» **Problem to work on**
Could every line of the data be printed exactly as it reads?

» **Input**
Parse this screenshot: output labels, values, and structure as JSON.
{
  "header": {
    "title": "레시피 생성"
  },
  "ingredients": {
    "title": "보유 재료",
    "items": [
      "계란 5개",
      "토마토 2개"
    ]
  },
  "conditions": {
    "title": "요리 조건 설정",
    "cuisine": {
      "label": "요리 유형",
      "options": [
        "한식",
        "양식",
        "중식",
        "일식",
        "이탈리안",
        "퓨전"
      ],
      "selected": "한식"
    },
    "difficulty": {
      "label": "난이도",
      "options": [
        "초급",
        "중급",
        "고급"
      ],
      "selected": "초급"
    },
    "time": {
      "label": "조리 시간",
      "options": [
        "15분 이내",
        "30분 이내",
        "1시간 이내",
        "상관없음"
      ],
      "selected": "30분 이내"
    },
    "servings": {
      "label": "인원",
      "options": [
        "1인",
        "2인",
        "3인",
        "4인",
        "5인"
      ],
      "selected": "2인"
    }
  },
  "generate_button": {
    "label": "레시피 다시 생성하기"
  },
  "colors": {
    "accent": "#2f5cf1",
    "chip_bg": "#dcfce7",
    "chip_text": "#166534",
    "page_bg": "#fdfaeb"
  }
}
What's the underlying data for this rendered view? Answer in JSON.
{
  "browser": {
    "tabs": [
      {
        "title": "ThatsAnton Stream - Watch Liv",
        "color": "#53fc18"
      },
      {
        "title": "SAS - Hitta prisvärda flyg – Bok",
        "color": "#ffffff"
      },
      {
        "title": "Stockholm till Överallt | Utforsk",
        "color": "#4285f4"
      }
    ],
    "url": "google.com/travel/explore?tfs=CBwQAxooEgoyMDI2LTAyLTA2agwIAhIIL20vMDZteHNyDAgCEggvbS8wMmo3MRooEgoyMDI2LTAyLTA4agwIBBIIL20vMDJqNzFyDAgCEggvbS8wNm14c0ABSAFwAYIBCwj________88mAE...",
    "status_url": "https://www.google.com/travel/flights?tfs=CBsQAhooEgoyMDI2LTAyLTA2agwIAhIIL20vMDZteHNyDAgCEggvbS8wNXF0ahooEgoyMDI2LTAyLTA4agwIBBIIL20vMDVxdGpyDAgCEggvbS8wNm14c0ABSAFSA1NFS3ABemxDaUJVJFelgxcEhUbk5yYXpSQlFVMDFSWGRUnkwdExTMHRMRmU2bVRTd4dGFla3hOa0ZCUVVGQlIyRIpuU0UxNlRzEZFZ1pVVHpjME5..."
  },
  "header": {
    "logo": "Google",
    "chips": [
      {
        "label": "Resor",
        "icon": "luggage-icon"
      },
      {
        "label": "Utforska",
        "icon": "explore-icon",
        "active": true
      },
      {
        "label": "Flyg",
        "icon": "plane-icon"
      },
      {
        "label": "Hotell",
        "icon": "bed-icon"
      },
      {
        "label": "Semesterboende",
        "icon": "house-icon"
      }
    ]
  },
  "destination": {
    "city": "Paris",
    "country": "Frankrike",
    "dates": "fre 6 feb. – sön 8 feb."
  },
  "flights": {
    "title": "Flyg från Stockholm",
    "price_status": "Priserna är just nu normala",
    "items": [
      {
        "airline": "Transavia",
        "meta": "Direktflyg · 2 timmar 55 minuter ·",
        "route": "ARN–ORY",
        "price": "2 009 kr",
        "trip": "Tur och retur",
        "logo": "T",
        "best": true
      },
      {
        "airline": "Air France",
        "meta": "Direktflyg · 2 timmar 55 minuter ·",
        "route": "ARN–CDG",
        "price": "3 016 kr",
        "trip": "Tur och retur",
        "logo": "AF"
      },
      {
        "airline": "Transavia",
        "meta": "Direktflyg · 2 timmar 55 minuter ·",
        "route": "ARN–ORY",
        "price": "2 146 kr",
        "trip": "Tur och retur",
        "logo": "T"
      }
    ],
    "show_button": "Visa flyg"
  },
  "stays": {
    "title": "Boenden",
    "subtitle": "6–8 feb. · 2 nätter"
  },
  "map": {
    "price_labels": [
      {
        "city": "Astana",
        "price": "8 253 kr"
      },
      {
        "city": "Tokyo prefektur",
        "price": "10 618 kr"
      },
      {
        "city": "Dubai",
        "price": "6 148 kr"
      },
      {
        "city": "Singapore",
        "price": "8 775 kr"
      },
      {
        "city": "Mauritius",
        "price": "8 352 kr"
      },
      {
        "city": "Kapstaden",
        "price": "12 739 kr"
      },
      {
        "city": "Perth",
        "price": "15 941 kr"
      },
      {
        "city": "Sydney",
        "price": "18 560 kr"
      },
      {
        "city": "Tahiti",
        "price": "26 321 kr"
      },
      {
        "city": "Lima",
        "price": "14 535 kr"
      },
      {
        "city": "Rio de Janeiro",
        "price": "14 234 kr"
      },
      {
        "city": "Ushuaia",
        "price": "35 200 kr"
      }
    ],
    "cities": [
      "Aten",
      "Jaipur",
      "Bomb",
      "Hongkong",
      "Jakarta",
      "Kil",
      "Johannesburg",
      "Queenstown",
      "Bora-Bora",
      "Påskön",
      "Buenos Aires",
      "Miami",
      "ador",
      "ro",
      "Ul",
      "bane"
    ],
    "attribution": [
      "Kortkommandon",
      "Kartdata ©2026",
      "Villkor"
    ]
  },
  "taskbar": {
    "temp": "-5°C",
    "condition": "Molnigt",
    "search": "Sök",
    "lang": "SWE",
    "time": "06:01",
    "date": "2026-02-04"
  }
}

» **Task answer**
Parse this screenshot: output labels, values, and structure as JSON.
{
  "header": {
    "title": "레시피 생성"
  },
  "ingredients": {
    "title": "보유 재료",
    "items": [
      "계란 5개",
      "토마토 2개"
    ]
  },
  "conditions": {
    "title": "요리 조건 설정",
    "cuisine": {
      "label": "요리 유형",
      "options": [
        "한식",
        "양식",
        "중식",
        "일식",
        "이탈리안",
        "퓨전"
      ],
      "selected": "한식"
    },
    "difficulty": {
      "label": "난이도",
      "options": [
        "초급",
        "중급",
        "고급"
      ],
      "selected": "초급"
    },
    "time": {
      "label": "조리 시간",
      "options": [
        "15분 이내",
        "30분 이내",
        "1시간 이내",
        "상관없음"
      ],
      "selected": "30분 이내"
    },
    "servings": {
      "label": "인원",
      "options": [
        "1인",
        "2인",
        "3인",
        "4인",
        "5인"
      ],
      "selected": "2인"
    }
  },
  "generate_button": {
    "label": "레시피 다시 생성하기"
  },
  "colors": {
    "accent": "#2f5cf1",
    "chip_bg": "#dcfce7",
    "chip_text": "#166534",
    "page_bg": "#fdfaeb"
  }
}
What's the underlying data for this rendered view? Answer in JSON.
{
  "browser": {
    "tabs": [
      {
        "title": "ThatsAnton Stream - Watch Liv",
        "color": "#53fc18"
      },
      {
        "title": "SAS - Hitta prisvärda flyg – Bok",
        "color": "#ffffff"
      },
      {
        "title": "Stockholm till Överallt | Utforsk",
        "color": "#4285f4"
      }
    ],
    "url": "google.com/travel/explore?tfs=CBwQAxooEgoyMDI2LTAyLTA2agwIAhIIL20vMDZteHNyDAgCEggvbS8wMmo3MRooEgoyMDI2LTAyLTA4agwIBBIIL20vMDJqNzFyDAgCEggvbS8wNm14c0ABSAFwAYIBCwj________88mAE...",
    "status_url": "https://www.google.com/travel/flights?tfs=CBsQAhooEgoyMDI2LTAyLTA2agwIAhIIL20vMDZteHNyDAgCEggvbS8wNXF0ahooEgoyMDI2LTAyLTA4agwIBBIIL20vMDVxdGpyDAgCEggvbS8wNm14c0ABSAFSA1NFS3ABemxDaUJVJFelgxcEhUbk5yYXpSQlFVMDFSWGRUnkwdExTMHRMRmU2bVRTd4dGFla3hOa0ZCUVVGQlIyRIpuU0UxNlRzEZFZ1pVVHpjME5..."
  },
  "header": {
    "logo": "Google",
    "chips": [
      {
        "label": "Resor",
        "icon": "luggage-icon"
      },
      {
        "label": "Utforska",
        "icon": "explore-icon",
        "active": true
      },
      {
        "label": "Flyg",
        "icon": "plane-icon"
      },
      {
        "label": "Hotell",
        "icon": "bed-icon"
      },
      {
        "label": "Semesterboende",
        "icon": "house-icon"
      }
    ]
  },
  "destination": {
    "city": "Paris",
    "country": "Frankrike",
    "dates": "fre 6 feb. – sön 8 feb."
  },
  "flights": {
    "title": "Flyg från Stockholm",
    "price_status": "Priserna är just nu normala",
    "items": [
      {
        "airline": "Transavia",
        "meta": "Direktflyg · 2 timmar 55 minuter ·",
        "route": "ARN–ORY",
        "price": "2 009 kr",
        "trip": "Tur och retur",
        "logo": "T",
        "best": true
      },
      {
        "airline": "Air France",
        "meta": "Direktflyg · 2 timmar 55 minuter ·",
        "route": "ARN–CDG",
        "price": "3 016 kr",
        "trip": "Tur och retur",
        "logo": "AF"
      },
      {
        "airline": "Transavia",
        "meta": "Direktflyg · 2 timmar 55 minuter ·",
        "route": "ARN–ORY",
        "price": "2 146 kr",
        "trip": "Tur och retur",
        "logo": "T"
      }
    ],
    "show_button": "Visa flyg"
  },
  "stays": {
    "title": "Boenden",
    "subtitle": "6–8 feb. · 2 nätter"
  },
  "map": {
    "price_labels": [
      {
        "city": "Astana",
        "price": "8 253 kr"
      },
      {
        "city": "Tokyo prefektur",
        "price": "10 618 kr"
      },
      {
        "city": "Dubai",
        "price": "6 148 kr"
      },
      {
        "city": "Singapore",
        "price": "8 775 kr"
      },
      {
        "city": "Mauritius",
        "price": "8 352 kr"
      },
      {
        "city": "Kapstaden",
        "price": "12 739 kr"
      },
      {
        "city": "Perth",
        "price": "15 941 kr"
      },
      {
        "city": "Sydney",
        "price": "18 560 kr"
      },
      {
        "city": "Tahiti",
        "price": "26 321 kr"
      },
      {
        "city": "Lima",
        "price": "14 535 kr"
      },
      {
        "city": "Rio de Janeiro",
        "price": "14 234 kr"
      },
      {
        "city": "Ushuaia",
        "price": "35 200 kr"
      }
    ],
    "cities": [
      "Aten",
      "Jaipur",
      "Bomb",
      "Hongkong",
      "Jakarta",
      "Kil",
      "Johannesburg",
      "Queenstown",
      "Bora-Bora",
      "Påskön",
      "Buenos Aires",
      "Miami",
      "ador",
      "ro",
      "Ul",
      "bane"
    ],
    "attribution": [
      "Kortkommandon",
      "Kartdata ©2026",
      "Villkor"
    ]
  },
  "taskbar": {
    "temp": "-5°C",
    "condition": "Molnigt",
    "search": "Sök",
    "lang": "SWE",
    "time": "06:01",
    "date": "2026-02-04"
  }
}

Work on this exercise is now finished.